Requirements:
Narrow the data below down to the lines containing "will".

Material supplied:
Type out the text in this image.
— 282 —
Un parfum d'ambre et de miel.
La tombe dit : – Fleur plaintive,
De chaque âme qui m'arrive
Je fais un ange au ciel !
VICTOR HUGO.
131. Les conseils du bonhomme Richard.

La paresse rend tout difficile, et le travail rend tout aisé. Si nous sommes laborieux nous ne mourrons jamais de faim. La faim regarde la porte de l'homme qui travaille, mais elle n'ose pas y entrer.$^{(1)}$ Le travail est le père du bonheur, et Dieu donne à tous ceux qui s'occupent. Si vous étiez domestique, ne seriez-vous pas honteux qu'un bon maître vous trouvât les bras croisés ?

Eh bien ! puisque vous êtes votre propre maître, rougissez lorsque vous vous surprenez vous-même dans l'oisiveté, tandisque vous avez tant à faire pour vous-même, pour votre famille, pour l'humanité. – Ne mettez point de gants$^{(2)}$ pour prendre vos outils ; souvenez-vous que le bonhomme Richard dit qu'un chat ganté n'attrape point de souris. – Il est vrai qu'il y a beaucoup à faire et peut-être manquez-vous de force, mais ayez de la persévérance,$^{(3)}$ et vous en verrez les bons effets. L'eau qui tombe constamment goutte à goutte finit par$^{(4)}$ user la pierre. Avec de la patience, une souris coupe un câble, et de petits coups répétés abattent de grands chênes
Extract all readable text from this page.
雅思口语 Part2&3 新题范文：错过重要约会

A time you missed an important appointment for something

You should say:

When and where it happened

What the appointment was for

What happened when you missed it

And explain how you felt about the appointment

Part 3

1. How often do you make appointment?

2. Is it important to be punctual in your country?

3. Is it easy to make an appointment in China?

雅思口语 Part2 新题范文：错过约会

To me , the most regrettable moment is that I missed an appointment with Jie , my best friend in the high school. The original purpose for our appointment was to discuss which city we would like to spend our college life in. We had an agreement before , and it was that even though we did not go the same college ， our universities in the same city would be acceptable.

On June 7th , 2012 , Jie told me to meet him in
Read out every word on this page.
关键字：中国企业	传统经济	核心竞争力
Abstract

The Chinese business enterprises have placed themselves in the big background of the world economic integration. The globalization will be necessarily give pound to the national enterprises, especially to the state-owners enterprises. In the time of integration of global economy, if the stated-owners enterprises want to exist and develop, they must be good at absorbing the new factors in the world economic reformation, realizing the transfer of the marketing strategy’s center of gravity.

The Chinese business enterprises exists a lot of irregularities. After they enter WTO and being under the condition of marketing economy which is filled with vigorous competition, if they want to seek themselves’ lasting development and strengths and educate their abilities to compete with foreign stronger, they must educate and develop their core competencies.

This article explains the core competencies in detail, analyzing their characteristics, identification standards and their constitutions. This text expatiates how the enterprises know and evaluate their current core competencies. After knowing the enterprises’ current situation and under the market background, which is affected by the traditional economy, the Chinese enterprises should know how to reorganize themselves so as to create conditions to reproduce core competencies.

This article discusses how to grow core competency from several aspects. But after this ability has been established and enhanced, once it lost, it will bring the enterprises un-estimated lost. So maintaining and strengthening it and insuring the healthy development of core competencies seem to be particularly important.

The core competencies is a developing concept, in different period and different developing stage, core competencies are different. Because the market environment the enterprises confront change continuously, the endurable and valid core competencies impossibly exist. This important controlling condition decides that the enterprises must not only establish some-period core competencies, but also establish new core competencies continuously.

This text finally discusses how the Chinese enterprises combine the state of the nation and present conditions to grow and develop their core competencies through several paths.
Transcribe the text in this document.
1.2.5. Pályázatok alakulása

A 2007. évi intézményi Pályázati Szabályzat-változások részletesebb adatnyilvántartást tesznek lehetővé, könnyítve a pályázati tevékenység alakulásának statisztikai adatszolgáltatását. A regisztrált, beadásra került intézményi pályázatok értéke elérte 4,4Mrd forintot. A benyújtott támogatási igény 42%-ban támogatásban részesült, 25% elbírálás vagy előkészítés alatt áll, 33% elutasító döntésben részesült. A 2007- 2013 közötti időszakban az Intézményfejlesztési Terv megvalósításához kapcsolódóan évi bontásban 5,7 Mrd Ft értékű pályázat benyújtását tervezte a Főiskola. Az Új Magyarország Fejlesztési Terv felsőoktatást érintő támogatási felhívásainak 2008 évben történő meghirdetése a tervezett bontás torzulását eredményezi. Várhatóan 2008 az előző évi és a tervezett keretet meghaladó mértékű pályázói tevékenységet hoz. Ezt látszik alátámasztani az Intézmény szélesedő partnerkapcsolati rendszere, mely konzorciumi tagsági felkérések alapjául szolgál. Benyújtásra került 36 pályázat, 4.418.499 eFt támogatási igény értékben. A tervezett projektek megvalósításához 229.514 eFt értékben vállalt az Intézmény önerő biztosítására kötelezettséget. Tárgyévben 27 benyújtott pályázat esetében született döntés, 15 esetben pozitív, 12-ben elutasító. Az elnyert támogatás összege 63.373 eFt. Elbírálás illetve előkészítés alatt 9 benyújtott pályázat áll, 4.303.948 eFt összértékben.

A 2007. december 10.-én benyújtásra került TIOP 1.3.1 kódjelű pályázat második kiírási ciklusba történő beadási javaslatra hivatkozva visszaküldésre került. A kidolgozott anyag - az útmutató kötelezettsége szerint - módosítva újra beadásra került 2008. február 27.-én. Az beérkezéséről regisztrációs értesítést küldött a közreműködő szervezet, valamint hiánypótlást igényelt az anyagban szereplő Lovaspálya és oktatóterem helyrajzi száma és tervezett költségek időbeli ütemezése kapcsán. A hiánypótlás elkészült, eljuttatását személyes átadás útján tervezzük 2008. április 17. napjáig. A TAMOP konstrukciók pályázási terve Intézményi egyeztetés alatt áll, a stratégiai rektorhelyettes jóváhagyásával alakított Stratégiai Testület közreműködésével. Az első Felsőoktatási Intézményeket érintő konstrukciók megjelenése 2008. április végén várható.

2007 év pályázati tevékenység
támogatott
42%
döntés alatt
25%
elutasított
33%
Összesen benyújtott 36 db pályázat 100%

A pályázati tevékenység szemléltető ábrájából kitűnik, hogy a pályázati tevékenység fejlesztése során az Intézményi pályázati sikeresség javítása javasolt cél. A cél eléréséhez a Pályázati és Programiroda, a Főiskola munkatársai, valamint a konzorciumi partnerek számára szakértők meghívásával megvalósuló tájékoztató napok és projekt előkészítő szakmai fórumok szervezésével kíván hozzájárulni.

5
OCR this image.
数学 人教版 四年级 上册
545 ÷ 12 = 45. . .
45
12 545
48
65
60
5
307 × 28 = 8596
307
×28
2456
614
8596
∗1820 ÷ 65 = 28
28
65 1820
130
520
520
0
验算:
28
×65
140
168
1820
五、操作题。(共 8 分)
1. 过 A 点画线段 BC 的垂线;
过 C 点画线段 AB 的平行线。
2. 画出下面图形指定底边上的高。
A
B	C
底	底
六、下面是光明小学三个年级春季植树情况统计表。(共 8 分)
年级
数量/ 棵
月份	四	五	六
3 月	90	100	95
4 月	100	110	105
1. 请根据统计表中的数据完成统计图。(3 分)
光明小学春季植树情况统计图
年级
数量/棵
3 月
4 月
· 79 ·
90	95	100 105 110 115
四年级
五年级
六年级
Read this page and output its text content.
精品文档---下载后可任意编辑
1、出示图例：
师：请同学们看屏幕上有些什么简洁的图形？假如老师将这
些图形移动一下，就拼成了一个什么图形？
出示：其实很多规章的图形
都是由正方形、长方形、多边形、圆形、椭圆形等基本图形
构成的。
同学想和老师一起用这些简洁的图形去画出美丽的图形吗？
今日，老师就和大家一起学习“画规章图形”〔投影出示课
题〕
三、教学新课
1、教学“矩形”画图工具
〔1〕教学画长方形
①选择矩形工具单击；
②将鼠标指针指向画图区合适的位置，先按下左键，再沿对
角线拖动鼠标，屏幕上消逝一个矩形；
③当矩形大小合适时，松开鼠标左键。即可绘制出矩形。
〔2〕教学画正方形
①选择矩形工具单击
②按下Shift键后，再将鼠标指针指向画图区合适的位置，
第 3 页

Solution:
The Chinese business enterprises have placed themselves in the big background of the world economic integration. The globalization will be necessarily give pound to the national enterprises, especially to the state-owners enterprises. In the time of integration of global economy, if the stated-owners enterprises want to exist and develop, they must be good at absorbing the new factors in the world economic reformation, realizing the transfer of the marketing strategy’s center of gravity.
This article discusses how to grow core competency from several aspects. But after this ability has been established and enhanced, once it lost, it will bring the enterprises un-estimated lost. So maintaining and strengthening it and insuring the healthy development of core competencies seem to be particularly important.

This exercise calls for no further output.